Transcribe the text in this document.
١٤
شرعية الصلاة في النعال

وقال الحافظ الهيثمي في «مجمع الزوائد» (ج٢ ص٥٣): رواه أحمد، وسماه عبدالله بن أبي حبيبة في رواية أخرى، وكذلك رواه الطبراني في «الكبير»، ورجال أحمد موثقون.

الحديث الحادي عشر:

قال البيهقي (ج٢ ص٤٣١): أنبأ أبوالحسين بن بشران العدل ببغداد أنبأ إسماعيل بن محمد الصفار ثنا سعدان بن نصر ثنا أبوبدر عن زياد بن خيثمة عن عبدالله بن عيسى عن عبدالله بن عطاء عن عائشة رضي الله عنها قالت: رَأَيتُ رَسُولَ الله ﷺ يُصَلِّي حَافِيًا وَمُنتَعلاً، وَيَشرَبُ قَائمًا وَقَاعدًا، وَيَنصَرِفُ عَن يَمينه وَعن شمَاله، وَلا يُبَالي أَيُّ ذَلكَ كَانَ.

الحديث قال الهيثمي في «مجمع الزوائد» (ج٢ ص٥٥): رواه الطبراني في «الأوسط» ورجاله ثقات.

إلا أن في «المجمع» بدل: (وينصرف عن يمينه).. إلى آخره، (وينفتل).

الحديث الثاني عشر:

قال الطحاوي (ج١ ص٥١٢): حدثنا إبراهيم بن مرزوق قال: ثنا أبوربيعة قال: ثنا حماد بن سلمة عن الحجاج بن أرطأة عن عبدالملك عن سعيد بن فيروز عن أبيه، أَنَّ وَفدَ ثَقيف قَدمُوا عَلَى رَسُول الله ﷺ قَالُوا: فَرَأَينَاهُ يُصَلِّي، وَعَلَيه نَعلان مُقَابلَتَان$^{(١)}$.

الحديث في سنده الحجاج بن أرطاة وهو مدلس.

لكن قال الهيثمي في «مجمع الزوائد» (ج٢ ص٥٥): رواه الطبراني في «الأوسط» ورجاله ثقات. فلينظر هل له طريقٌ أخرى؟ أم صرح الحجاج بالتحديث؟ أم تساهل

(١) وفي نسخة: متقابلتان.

+===+

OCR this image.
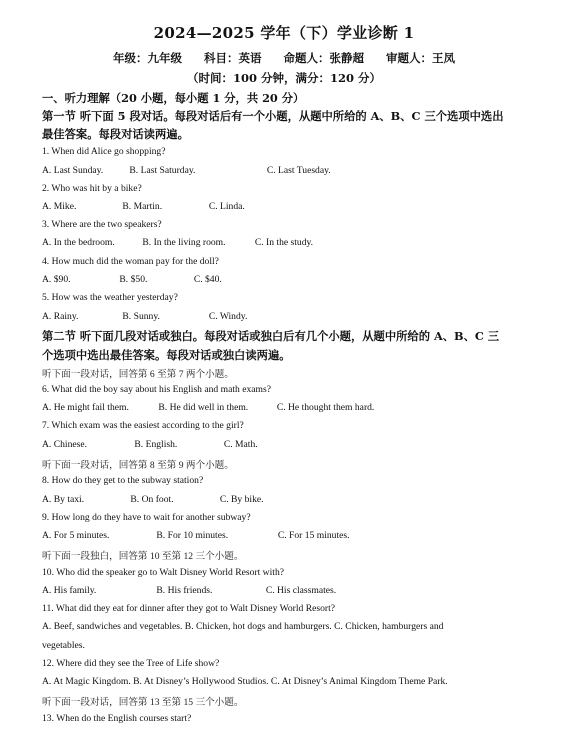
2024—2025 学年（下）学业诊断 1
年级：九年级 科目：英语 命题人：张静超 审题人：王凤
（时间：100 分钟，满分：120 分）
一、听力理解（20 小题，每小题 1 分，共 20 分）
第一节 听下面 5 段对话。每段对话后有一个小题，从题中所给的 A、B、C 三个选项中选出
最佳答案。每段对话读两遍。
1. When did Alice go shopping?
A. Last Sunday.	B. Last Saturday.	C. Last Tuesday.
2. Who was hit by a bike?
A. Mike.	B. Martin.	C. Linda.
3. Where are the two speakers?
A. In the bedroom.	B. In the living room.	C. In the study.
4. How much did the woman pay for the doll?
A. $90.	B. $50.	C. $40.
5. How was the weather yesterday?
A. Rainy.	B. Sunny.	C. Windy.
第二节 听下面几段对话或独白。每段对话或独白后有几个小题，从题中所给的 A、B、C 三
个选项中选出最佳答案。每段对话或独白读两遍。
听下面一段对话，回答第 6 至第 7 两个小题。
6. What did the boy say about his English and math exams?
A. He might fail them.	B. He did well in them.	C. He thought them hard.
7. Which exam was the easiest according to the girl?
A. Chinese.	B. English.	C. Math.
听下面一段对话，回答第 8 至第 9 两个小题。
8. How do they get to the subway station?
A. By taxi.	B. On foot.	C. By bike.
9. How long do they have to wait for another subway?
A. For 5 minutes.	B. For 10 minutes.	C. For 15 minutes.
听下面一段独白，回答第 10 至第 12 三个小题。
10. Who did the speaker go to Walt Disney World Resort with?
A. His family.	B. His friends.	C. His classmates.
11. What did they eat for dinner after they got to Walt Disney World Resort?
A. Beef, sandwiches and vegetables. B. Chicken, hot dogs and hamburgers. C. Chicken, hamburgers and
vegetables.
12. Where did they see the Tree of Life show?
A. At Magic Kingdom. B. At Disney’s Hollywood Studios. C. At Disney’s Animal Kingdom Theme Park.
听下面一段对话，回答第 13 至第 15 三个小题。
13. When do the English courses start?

+===+

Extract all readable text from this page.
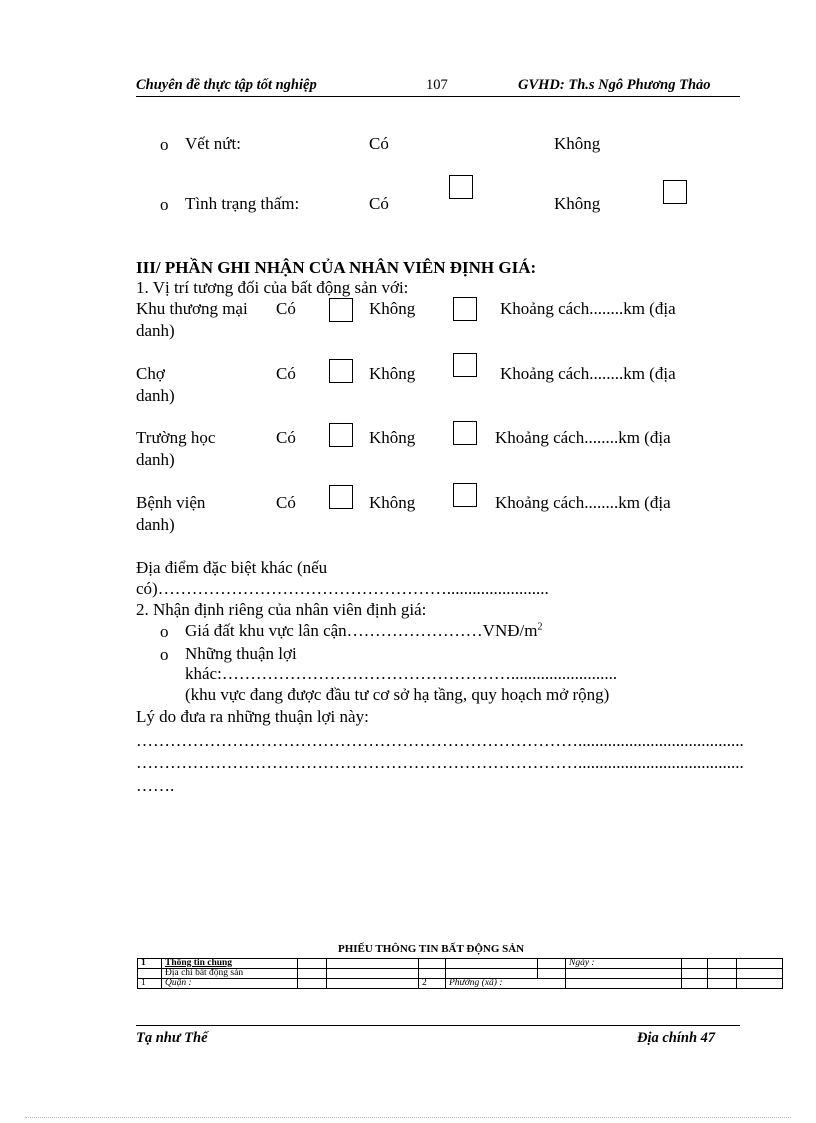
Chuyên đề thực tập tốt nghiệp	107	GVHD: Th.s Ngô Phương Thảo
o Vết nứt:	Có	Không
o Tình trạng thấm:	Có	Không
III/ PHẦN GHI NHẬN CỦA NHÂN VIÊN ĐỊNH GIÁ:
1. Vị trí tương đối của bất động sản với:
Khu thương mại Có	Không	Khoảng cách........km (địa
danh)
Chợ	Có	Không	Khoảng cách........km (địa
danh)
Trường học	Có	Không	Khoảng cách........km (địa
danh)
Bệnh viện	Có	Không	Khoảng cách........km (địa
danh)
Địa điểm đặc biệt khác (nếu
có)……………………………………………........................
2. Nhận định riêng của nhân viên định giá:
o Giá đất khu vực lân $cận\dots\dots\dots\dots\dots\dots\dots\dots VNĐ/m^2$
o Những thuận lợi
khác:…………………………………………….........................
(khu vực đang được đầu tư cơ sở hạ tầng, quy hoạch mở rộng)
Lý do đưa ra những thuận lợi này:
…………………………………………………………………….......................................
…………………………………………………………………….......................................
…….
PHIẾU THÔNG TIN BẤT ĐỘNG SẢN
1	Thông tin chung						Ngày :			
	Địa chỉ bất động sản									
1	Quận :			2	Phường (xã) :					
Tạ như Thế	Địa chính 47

+===+

Set task: Give only the number of lines in the material above that include the word "vegetables".

Output of the task: 2